__Required task__: Return each line of the listing that contains the string "object".

__Supplied entries__:
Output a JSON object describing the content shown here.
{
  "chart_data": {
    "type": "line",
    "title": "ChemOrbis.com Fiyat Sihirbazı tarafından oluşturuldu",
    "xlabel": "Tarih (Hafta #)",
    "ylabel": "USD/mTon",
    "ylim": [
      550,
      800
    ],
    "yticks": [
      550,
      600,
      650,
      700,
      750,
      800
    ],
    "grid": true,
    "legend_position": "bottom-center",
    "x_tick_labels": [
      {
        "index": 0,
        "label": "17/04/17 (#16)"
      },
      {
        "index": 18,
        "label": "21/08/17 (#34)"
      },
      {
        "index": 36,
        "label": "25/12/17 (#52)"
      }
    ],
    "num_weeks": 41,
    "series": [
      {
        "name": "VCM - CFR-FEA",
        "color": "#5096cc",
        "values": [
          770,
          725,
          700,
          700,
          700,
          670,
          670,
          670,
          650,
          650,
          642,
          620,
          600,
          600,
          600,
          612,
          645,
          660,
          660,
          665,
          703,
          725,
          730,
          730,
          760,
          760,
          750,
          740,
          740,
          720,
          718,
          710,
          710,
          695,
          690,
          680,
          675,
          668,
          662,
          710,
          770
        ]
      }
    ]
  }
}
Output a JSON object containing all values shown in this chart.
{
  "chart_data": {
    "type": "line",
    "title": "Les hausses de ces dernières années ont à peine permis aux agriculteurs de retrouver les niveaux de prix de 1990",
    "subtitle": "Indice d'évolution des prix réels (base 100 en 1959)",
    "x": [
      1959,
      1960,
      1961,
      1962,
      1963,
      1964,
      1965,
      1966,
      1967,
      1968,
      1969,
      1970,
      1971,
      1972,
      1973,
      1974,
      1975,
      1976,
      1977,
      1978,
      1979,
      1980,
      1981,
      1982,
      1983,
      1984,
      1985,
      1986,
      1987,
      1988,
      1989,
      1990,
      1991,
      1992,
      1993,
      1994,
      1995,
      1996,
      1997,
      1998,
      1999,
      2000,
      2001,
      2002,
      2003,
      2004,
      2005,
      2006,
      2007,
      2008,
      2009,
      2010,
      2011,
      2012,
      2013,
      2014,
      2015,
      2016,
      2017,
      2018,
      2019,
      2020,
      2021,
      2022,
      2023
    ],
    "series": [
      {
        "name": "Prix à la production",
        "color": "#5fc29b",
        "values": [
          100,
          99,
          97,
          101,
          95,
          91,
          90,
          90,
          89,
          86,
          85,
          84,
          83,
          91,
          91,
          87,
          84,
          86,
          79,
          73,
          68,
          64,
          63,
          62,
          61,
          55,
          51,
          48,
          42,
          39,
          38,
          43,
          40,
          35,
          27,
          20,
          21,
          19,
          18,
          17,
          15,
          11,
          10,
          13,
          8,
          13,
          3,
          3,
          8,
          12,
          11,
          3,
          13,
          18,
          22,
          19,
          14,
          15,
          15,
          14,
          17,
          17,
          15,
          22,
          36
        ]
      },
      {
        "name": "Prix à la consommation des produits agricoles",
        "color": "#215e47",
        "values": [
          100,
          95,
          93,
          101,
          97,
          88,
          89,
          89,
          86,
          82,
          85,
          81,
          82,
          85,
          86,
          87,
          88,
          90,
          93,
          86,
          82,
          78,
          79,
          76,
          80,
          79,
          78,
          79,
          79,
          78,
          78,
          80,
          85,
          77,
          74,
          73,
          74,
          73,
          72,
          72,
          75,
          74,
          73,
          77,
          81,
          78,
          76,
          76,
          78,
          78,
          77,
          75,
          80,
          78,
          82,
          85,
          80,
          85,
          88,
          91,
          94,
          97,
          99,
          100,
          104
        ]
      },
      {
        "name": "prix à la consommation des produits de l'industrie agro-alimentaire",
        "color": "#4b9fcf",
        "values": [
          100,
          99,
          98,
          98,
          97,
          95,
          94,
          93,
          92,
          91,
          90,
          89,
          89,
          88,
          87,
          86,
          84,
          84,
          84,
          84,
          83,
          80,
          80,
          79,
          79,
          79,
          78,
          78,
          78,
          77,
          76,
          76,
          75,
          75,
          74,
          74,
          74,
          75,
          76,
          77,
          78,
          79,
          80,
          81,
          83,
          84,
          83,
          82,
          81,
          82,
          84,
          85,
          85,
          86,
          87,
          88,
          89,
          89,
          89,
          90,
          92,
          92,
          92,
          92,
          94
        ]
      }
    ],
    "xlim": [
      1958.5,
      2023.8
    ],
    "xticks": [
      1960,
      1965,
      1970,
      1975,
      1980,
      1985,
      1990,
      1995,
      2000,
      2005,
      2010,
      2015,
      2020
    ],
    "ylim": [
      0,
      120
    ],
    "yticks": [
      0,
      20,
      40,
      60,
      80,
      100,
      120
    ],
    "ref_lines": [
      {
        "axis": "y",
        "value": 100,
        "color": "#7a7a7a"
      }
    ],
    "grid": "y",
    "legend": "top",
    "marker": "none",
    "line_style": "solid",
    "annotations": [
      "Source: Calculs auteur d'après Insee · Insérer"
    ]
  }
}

__Response for this exercise__:
Output a JSON object describing the content shown here.
Output a JSON object containing all values shown in this chart.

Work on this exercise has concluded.